- Action item
Scan the records for "Berlin" and copy each line that contains it.

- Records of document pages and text
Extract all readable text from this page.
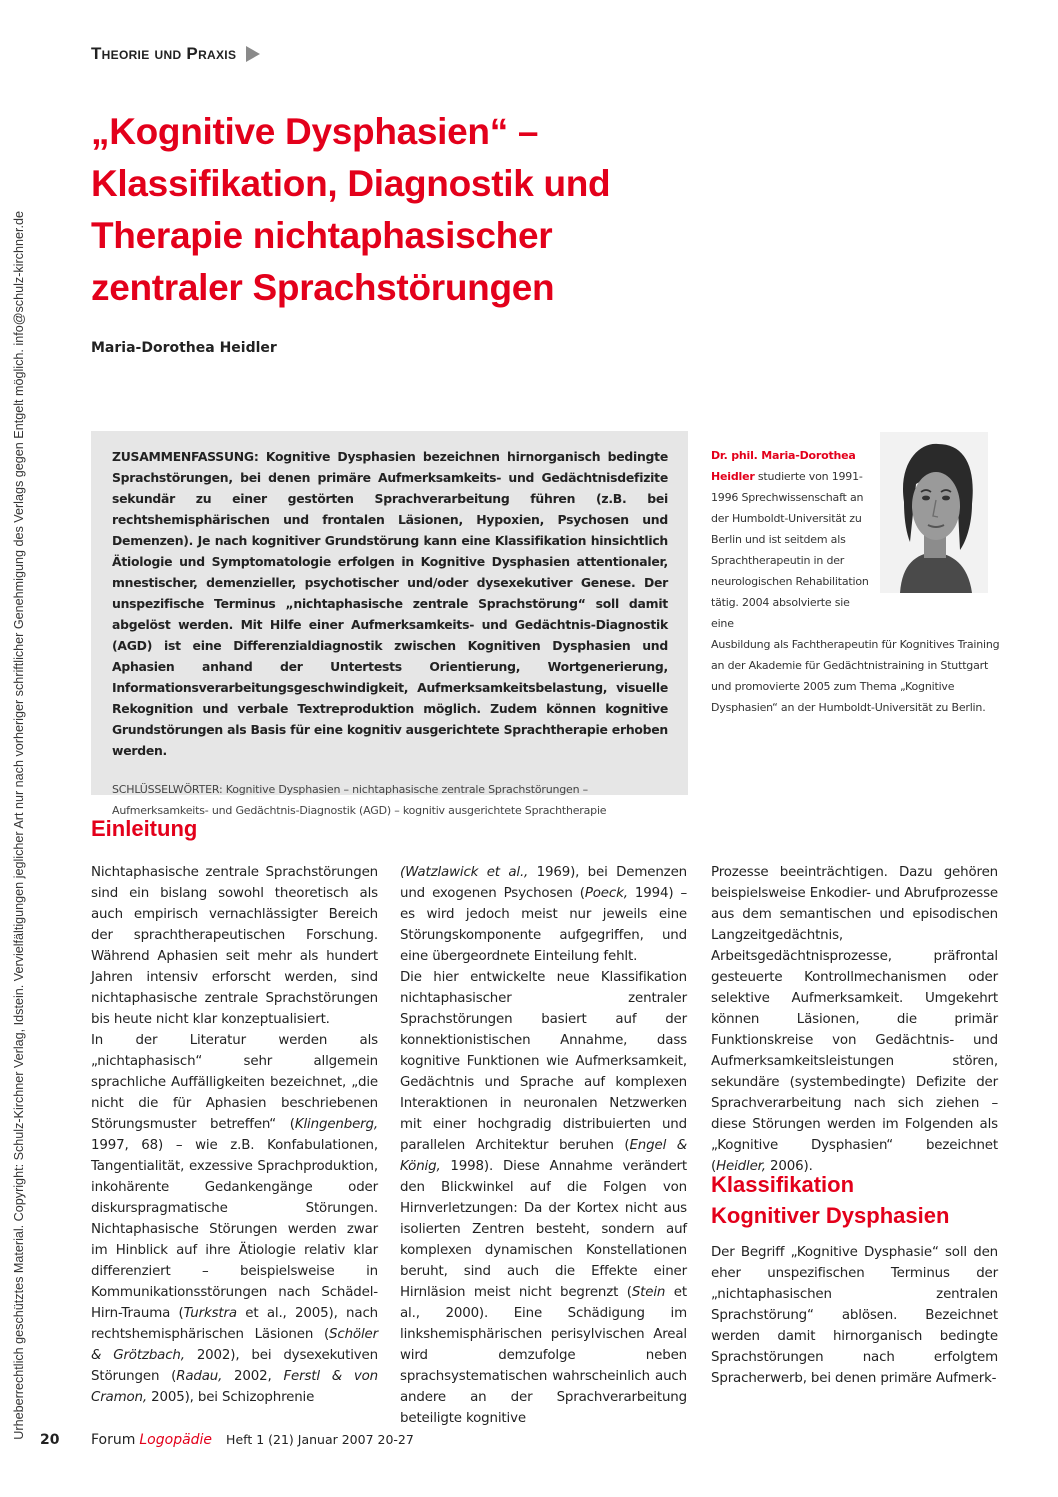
Urheberrechtlich geschütztes Material. Copyright: Schulz-Kirchner Verlag, Idstein. Vervielfältigungen jeglicher Art nur nach vorheriger schriftlicher Genehmigung des Verlags gegen Entgelt möglich. info@schulz-kirchner.de
Theorie und Praxis
„Kognitive Dysphasien“ – Klassifikation, Diagnostik und Therapie nichtaphasischer zentraler Sprachstörungen
Maria-Dorothea Heidler

ZUSAMMENFASSUNG: Kognitive Dysphasien bezeichnen hirnorganisch bedingte Sprachstörungen, bei denen primäre Aufmerksamkeits- und Gedächtnisdefizite sekundär zu einer gestörten Sprachverarbeitung führen (z.B. bei rechtshemisphärischen und frontalen Läsionen, Hypoxien, Psychosen und Demenzen). Je nach kognitiver Grundstörung kann eine Klassifikation hinsichtlich Ätiologie und Symptomatologie erfolgen in Kognitive Dysphasien attentionaler, mnestischer, demenzieller, psychotischer und/oder dysexekutiver Genese. Der unspezifische Terminus „nichtaphasische zentrale Sprachstörung“ soll damit abgelöst werden. Mit Hilfe einer Aufmerksamkeits- und Gedächtnis-Diagnostik (AGD) ist eine Differenzialdiagnostik zwischen Kognitiven Dysphasien und Aphasien anhand der Untertests Orientierung, Wortgenerierung, Informationsverarbeitungsgeschwindigkeit, Aufmerksamkeitsbelastung, visuelle Rekognition und verbale Textreproduktion möglich. Zudem können kognitive Grundstörungen als Basis für eine kognitiv ausgerichtete Sprachtherapie erhoben werden.

SCHLÜSSELWÖRTER: Kognitive Dysphasien – nichtaphasische zentrale Sprachstörungen – Aufmerksamkeits- und Gedächtnis-Diagnostik (AGD) – kognitiv ausgerichtete Sprachtherapie

Dr. phil. Maria-Dorothea Heidler studierte von 1991-1996 Sprechwissenschaft an der Humboldt-Universität zu Berlin und ist seitdem als Sprachtherapeutin in der neurologischen Rehabilitation tätig. 2004 absolvierte sie eine

Ausbildung als Fachtherapeutin für Kognitives Training an der Akademie für Gedächtnistraining in Stuttgart und promovierte 2005 zum Thema „Kognitive Dysphasien“ an der Humboldt-Universität zu Berlin.

Einleitung

Nichtaphasische zentrale Sprachstörungen sind ein bislang sowohl theoretisch als auch empirisch vernachlässigter Bereich der sprachtherapeutischen Forschung. Während Aphasien seit mehr als hundert Jahren intensiv erforscht werden, sind nichtaphasische zentrale Sprachstörungen bis heute nicht klar konzeptualisiert.

In der Literatur werden als „nichtaphasisch“ sehr allgemein sprachliche Auffälligkeiten bezeichnet, „die nicht die für Aphasien beschriebenen Störungsmuster betreffen“ (Klingenberg, 1997, 68) – wie z.B. Konfabulationen, Tangentialität, exzessive Sprachproduktion, inkohärente Gedankengänge oder diskurspragmatische Störungen. Nichtaphasische Störungen werden zwar im Hinblick auf ihre Ätiologie relativ klar differenziert – beispielsweise in Kommunikationsstörungen nach Schädel-Hirn-Trauma (Turkstra et al., 2005), nach rechtshemisphärischen Läsionen (Schöler & Grötzbach, 2002), bei dysexekutiven Störungen (Radau, 2002, Ferstl & von Cramon, 2005), bei Schizophrenie

(Watzlawick et al., 1969), bei Demenzen und exogenen Psychosen (Poeck, 1994) – es wird jedoch meist nur jeweils eine Störungskomponente aufgegriffen, und eine übergeordnete Einteilung fehlt.

Die hier entwickelte neue Klassifikation nichtaphasischer zentraler Sprachstörungen basiert auf der konnektionistischen Annahme, dass kognitive Funktionen wie Aufmerksamkeit, Gedächtnis und Sprache auf komplexen Interaktionen in neuronalen Netzwerken mit einer hochgradig distribuierten und parallelen Architektur beruhen (Engel & König, 1998). Diese Annahme verändert den Blickwinkel auf die Folgen von Hirnverletzungen: Da der Kortex nicht aus isolierten Zentren besteht, sondern auf komplexen dynamischen Konstellationen beruht, sind auch die Effekte einer Hirnläsion meist nicht begrenzt (Stein et al., 2000). Eine Schädigung im linkshemisphärischen perisylvischen Areal wird demzufolge neben sprachsystematischen wahrscheinlich auch andere an der Sprachverarbeitung beteiligte kognitive

Prozesse beeinträchtigen. Dazu gehören beispielsweise Enkodier- und Abrufprozesse aus dem semantischen und episodischen Langzeitgedächtnis, Arbeitsgedächtnisprozesse, präfrontal gesteuerte Kontrollmechanismen oder selektive Aufmerksamkeit. Umgekehrt können Läsionen, die primär Funktionskreise von Gedächtnis- und Aufmerksamkeitsleistungen stören, sekundäre (systembedingte) Defizite der Sprachverarbeitung nach sich ziehen – diese Störungen werden im Folgenden als „Kognitive Dysphasien“ bezeichnet (Heidler, 2006).

Klassifikation
Kognitiver Dysphasien

Der Begriff „Kognitive Dysphasie“ soll den eher unspezifischen Terminus der „nichtaphasischen zentralen Sprachstörung“ ablösen. Bezeichnet werden damit hirnorganisch bedingte Sprachstörungen nach erfolgtem Spracherwerb, bei denen primäre Aufmerk-

20 Forum Logopädie Heft 1 (21) Januar 2007 20-27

- Answer
Dr. phil. Maria-Dorothea Heidler studierte von 1991-1996 Sprechwissenschaft an der Humboldt-Universität zu Berlin und ist seitdem als Sprachtherapeutin in der neurologischen Rehabilitation tätig. 2004 absolvierte sie eine
Ausbildung als Fachtherapeutin für Kognitives Training an der Akademie für Gedächtnistraining in Stuttgart und promovierte 2005 zum Thema „Kognitive Dysphasien“ an der Humboldt-Universität zu Berlin.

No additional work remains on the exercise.